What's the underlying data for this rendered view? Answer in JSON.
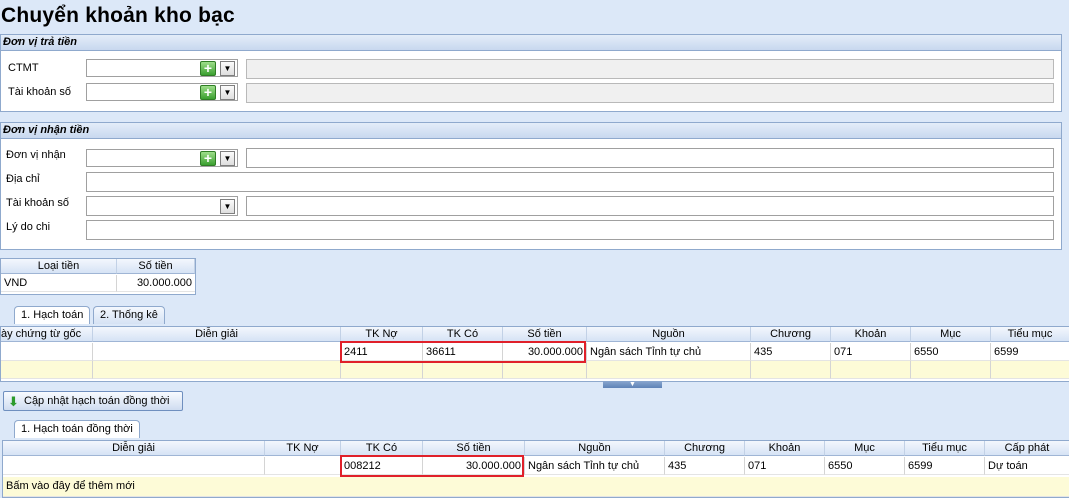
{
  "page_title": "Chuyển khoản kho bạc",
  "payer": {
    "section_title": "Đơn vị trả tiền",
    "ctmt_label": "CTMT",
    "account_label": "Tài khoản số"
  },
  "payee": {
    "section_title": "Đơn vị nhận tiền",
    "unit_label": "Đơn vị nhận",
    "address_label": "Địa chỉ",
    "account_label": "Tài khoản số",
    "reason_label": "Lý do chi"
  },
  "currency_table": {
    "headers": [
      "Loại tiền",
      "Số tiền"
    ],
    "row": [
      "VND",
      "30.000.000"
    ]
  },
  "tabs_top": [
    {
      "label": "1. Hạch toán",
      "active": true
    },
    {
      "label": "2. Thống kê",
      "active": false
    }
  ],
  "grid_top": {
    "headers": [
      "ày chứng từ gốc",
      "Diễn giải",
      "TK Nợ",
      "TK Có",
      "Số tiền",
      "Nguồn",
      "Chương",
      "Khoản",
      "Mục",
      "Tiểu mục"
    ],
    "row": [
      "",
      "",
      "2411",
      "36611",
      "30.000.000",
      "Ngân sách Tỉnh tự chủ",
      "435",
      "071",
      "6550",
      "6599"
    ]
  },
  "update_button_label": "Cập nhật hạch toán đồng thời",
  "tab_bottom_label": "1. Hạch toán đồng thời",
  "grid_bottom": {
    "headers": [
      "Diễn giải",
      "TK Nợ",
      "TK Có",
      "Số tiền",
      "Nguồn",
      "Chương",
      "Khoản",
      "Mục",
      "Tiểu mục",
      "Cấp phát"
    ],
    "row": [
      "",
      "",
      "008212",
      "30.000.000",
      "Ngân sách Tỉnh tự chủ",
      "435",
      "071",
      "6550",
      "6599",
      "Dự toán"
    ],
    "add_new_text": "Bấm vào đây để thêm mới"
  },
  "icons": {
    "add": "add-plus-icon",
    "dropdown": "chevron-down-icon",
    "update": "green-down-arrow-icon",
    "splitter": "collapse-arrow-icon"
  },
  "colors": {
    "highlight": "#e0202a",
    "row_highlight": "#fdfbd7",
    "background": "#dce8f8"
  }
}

* * *

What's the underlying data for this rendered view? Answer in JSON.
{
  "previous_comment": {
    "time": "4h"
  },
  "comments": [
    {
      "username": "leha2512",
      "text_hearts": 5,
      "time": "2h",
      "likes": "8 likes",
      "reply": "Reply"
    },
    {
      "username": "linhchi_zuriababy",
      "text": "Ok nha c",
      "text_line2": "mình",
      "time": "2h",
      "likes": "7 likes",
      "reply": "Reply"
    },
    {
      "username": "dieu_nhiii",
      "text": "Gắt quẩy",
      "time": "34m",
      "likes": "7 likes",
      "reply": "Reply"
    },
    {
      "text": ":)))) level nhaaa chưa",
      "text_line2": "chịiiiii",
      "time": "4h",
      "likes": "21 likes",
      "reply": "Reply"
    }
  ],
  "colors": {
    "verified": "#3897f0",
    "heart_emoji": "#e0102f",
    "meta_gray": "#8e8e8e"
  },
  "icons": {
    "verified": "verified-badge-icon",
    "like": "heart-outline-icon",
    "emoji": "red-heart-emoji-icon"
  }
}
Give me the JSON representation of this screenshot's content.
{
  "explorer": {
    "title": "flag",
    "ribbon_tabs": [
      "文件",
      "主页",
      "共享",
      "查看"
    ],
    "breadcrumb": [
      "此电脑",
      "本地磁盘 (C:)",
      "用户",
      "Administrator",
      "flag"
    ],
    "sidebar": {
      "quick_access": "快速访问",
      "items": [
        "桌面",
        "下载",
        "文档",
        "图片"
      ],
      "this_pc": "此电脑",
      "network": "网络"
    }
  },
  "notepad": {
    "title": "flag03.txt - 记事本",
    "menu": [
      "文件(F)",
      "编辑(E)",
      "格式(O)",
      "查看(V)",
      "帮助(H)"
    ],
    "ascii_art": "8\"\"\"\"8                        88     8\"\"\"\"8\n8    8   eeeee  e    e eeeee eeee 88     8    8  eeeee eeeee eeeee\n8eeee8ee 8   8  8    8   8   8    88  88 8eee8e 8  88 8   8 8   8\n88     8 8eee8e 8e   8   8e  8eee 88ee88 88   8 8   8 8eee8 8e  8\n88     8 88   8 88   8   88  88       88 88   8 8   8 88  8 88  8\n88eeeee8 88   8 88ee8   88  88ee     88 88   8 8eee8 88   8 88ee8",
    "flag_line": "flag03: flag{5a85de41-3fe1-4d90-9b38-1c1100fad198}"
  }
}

• Aim
Where a line in the material above holds "đồng", copy that line.

• Written solution
  "update_button_label": "Cập nhật hạch toán đồng thời",
  "tab_bottom_label": "1. Hạch toán đồng thời",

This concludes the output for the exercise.